**Task details**
Work through the material below and count the lines holding the word "stars"; give that count and nothing more.

Records about charts and figures
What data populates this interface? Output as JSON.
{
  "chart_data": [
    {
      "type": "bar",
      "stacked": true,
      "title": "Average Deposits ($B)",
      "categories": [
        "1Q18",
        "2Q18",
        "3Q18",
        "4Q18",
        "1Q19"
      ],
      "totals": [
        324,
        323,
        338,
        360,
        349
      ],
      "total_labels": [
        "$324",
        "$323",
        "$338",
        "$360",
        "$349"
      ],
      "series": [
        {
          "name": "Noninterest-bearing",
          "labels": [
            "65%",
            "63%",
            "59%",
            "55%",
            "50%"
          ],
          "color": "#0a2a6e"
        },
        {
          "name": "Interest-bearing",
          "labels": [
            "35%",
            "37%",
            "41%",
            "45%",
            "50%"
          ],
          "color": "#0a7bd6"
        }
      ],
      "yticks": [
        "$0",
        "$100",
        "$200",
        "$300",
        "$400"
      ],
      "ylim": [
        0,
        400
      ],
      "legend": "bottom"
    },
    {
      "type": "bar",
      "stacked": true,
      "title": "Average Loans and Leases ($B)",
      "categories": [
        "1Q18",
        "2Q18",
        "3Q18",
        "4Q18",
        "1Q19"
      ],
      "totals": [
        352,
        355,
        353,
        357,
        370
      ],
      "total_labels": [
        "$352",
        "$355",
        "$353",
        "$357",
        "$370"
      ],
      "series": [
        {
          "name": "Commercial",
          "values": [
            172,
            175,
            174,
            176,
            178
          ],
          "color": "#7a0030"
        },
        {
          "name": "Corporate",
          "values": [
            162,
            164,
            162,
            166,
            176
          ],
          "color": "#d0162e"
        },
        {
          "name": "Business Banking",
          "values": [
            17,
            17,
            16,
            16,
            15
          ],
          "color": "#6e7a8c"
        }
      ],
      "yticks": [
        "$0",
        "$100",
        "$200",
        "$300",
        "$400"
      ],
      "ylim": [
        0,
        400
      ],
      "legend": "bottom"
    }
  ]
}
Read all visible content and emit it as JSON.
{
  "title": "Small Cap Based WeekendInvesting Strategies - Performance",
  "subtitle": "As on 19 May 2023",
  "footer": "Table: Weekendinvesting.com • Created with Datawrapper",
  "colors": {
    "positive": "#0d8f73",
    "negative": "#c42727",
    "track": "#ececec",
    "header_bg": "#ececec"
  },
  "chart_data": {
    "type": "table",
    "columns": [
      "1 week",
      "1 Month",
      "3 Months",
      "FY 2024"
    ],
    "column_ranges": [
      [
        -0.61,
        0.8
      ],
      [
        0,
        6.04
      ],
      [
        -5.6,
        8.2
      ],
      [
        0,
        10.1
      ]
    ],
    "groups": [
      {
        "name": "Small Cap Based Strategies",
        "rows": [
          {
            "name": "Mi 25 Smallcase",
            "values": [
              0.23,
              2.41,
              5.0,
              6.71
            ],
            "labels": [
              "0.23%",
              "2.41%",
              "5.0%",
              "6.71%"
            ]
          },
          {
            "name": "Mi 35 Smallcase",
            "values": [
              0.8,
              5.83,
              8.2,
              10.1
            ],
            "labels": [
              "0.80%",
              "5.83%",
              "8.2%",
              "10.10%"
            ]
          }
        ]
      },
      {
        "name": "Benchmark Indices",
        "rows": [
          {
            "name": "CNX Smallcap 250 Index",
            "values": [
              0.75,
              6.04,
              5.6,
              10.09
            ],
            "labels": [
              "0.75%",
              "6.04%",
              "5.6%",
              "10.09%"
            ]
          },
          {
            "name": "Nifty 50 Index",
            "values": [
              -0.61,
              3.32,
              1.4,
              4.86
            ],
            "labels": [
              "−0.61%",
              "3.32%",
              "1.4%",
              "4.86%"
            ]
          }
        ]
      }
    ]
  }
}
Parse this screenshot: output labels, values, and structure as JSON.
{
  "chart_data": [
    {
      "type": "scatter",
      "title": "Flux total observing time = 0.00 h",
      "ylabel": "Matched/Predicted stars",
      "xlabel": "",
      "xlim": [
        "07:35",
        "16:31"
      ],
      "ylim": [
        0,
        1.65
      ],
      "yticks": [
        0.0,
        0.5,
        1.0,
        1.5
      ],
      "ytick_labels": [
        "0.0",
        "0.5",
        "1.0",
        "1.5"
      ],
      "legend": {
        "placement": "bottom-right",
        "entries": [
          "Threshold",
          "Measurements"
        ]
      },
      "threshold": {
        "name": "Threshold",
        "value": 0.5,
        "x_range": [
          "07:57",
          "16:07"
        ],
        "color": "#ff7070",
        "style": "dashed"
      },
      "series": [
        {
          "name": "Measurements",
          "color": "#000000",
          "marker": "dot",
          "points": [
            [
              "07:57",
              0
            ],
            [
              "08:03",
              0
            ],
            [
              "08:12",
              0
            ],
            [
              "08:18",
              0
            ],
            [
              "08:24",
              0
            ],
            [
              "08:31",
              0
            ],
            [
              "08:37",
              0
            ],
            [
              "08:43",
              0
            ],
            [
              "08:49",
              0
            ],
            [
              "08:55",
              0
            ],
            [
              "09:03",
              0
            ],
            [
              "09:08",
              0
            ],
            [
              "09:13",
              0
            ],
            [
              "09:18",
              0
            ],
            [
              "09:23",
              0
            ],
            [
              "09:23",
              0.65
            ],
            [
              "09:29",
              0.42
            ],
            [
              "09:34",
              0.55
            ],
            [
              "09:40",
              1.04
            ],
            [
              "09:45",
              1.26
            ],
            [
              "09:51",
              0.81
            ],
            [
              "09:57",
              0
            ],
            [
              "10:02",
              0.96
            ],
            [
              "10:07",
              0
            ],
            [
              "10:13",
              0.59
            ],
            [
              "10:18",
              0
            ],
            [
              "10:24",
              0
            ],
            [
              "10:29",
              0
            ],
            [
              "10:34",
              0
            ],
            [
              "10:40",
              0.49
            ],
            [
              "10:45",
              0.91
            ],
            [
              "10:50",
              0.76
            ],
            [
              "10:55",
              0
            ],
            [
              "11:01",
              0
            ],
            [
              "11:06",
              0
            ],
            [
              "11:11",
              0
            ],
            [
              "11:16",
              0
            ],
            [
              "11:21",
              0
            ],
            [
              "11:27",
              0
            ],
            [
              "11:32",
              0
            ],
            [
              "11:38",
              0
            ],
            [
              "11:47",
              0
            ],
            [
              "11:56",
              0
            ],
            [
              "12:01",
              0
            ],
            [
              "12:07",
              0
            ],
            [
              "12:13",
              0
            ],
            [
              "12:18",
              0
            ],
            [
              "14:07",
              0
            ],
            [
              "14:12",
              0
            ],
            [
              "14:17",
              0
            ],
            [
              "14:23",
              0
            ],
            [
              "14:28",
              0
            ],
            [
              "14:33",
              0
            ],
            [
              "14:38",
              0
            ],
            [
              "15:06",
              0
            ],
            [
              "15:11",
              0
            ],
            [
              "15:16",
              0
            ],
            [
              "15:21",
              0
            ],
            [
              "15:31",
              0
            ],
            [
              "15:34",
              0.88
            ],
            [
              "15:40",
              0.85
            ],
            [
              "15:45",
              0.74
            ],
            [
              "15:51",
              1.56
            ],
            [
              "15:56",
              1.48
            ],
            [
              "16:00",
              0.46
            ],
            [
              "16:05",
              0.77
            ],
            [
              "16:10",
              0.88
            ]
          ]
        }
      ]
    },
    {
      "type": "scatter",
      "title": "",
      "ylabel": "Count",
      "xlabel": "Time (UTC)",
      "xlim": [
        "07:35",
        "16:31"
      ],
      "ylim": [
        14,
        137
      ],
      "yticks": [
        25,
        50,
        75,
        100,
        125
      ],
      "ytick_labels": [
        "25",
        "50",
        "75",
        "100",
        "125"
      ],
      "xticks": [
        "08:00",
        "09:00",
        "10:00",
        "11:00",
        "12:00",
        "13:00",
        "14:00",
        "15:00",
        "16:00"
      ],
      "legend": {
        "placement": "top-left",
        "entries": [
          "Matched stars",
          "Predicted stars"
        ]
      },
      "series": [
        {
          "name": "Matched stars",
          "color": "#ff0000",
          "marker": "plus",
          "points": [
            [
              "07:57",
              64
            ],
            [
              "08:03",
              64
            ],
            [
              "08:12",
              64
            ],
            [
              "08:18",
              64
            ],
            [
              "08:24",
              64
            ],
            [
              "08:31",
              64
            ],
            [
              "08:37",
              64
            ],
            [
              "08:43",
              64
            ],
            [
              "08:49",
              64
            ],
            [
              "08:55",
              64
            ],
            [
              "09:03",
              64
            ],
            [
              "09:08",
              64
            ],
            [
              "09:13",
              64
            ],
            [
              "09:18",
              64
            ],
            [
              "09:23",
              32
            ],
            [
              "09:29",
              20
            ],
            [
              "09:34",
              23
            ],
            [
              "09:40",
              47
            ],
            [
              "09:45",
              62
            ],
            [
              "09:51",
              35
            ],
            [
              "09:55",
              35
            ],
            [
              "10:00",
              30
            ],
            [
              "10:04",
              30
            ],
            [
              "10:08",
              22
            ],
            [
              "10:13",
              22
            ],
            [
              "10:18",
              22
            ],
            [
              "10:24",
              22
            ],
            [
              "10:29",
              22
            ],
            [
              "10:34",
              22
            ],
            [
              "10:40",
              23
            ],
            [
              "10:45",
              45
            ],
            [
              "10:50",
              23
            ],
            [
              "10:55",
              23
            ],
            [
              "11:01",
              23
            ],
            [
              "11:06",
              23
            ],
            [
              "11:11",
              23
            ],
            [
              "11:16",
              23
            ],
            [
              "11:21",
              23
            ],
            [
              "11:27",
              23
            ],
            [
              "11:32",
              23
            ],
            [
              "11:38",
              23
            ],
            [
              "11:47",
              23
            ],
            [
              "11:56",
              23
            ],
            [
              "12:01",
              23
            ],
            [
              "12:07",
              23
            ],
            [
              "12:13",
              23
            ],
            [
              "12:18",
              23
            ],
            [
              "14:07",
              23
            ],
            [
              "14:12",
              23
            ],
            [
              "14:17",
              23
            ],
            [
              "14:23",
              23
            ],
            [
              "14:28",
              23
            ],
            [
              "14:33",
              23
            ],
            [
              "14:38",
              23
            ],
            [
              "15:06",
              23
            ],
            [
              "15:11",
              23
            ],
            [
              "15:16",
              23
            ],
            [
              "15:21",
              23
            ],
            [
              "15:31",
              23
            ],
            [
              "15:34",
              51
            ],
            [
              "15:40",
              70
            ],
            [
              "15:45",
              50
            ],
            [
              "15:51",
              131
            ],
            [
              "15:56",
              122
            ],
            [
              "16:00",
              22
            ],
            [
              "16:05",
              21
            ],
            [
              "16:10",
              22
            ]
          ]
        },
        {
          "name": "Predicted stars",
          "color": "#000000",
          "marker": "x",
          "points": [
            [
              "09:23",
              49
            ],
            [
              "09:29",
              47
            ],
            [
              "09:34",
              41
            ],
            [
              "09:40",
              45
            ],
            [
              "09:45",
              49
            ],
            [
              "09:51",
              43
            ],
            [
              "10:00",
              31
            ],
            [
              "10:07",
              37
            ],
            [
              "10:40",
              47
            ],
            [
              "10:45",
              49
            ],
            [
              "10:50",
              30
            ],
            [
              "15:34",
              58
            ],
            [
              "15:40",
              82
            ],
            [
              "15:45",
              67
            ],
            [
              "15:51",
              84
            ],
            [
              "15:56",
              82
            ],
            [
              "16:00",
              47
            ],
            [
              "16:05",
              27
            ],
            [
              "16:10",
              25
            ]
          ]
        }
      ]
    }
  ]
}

**Reply**
5